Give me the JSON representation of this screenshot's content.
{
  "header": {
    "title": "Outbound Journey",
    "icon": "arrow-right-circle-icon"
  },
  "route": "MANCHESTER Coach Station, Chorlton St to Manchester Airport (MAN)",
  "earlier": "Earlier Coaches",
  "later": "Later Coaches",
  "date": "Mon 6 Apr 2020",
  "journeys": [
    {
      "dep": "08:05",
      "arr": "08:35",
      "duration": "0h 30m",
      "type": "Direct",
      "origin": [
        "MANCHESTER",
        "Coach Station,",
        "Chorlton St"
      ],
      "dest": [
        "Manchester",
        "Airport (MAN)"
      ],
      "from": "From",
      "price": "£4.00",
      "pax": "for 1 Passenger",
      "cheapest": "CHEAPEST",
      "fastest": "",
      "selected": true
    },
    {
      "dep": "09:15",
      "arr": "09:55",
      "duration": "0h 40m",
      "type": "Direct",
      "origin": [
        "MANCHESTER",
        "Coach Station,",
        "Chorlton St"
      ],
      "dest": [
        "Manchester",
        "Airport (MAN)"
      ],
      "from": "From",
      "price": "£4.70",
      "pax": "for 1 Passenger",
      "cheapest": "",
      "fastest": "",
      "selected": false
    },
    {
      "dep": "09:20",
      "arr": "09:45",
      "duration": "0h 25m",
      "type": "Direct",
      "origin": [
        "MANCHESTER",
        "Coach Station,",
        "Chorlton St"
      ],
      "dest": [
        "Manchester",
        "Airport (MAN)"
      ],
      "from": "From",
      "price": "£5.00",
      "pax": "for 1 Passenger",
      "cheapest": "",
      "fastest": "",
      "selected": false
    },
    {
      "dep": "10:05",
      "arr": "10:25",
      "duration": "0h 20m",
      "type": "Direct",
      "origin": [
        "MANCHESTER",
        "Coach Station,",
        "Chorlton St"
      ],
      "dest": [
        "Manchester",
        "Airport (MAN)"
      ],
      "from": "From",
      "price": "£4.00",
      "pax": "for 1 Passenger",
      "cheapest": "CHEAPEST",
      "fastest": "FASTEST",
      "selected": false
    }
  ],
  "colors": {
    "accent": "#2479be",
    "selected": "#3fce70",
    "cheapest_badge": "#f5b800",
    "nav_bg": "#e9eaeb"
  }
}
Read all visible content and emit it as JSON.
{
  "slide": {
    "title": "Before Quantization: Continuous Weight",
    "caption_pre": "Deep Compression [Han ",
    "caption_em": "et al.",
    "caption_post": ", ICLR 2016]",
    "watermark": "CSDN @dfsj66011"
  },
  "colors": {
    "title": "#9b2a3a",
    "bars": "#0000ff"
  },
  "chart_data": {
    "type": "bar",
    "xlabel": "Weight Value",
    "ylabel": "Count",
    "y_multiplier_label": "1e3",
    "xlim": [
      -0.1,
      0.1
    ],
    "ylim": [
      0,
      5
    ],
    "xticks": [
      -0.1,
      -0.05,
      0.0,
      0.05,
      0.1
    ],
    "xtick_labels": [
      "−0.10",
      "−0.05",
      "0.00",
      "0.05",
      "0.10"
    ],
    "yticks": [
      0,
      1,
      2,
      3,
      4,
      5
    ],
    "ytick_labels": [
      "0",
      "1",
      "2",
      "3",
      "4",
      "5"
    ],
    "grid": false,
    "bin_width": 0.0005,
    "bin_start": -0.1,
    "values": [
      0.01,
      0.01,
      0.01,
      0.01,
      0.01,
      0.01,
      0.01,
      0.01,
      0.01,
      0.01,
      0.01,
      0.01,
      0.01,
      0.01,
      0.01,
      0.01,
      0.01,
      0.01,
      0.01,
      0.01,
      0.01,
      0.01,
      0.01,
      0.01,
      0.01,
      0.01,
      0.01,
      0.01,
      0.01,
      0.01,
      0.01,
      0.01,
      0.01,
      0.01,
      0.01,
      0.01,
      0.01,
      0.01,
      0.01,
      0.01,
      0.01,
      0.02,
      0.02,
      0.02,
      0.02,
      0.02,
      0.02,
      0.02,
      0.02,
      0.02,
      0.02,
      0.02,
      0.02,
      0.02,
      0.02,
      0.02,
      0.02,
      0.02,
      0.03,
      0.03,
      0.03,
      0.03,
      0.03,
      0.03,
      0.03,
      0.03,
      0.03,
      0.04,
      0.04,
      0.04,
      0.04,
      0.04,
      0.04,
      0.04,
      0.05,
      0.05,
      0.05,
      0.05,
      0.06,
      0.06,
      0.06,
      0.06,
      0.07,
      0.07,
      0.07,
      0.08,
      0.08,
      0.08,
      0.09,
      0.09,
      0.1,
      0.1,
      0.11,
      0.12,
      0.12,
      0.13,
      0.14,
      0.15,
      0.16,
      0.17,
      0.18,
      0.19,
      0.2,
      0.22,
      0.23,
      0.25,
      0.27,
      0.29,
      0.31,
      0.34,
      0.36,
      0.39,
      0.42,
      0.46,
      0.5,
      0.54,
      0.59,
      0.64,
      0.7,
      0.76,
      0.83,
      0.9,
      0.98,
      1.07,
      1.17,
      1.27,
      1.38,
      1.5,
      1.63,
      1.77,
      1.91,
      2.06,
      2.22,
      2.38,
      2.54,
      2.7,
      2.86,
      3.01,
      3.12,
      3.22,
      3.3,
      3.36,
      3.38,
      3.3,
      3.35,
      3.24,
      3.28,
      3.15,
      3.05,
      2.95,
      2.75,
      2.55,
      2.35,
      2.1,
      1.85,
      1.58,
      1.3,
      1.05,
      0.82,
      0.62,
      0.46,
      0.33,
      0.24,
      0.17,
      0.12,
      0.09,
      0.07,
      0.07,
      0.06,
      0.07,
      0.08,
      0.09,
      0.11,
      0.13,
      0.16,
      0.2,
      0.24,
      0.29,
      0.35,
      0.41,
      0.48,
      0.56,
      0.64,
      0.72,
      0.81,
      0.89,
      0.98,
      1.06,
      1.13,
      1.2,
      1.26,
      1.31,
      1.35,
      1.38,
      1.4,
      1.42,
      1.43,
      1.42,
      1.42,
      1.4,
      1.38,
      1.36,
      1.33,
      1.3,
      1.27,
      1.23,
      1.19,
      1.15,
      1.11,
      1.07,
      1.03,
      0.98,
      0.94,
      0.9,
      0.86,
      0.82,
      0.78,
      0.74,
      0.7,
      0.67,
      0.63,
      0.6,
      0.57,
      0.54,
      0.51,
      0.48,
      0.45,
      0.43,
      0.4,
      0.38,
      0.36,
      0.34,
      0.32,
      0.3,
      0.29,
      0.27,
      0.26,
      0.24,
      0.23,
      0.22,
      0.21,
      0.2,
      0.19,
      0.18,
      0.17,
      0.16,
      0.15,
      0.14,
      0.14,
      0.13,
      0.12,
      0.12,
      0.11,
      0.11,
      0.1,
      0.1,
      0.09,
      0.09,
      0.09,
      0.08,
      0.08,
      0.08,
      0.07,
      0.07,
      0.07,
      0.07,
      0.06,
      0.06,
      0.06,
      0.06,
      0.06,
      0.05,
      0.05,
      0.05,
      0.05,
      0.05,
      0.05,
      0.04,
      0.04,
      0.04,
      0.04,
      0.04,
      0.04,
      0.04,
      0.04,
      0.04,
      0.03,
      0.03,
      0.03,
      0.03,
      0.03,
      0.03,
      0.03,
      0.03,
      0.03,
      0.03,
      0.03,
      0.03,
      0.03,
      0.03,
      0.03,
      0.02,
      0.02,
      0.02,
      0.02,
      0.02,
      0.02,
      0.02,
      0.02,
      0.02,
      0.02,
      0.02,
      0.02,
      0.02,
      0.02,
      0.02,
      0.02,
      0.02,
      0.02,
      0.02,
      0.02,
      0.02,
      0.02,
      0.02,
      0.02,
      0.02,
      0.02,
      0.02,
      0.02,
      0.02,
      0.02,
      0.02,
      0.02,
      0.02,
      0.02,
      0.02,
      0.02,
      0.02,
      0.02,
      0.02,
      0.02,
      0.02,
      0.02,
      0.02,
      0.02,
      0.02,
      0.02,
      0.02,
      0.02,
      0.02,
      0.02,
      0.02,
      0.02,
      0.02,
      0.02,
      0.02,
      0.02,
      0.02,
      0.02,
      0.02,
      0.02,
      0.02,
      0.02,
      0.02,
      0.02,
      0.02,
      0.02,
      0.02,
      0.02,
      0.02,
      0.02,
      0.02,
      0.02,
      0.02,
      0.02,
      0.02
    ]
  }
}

- - -

### GOAL
Which lines hold the word "price"? Copy each of them from the records.

### RESPONSE FOR THIS EXERCISE
      "price": "£4.00",
      "price": "£4.70",
      "price": "£5.00",
      "price": "£4.00",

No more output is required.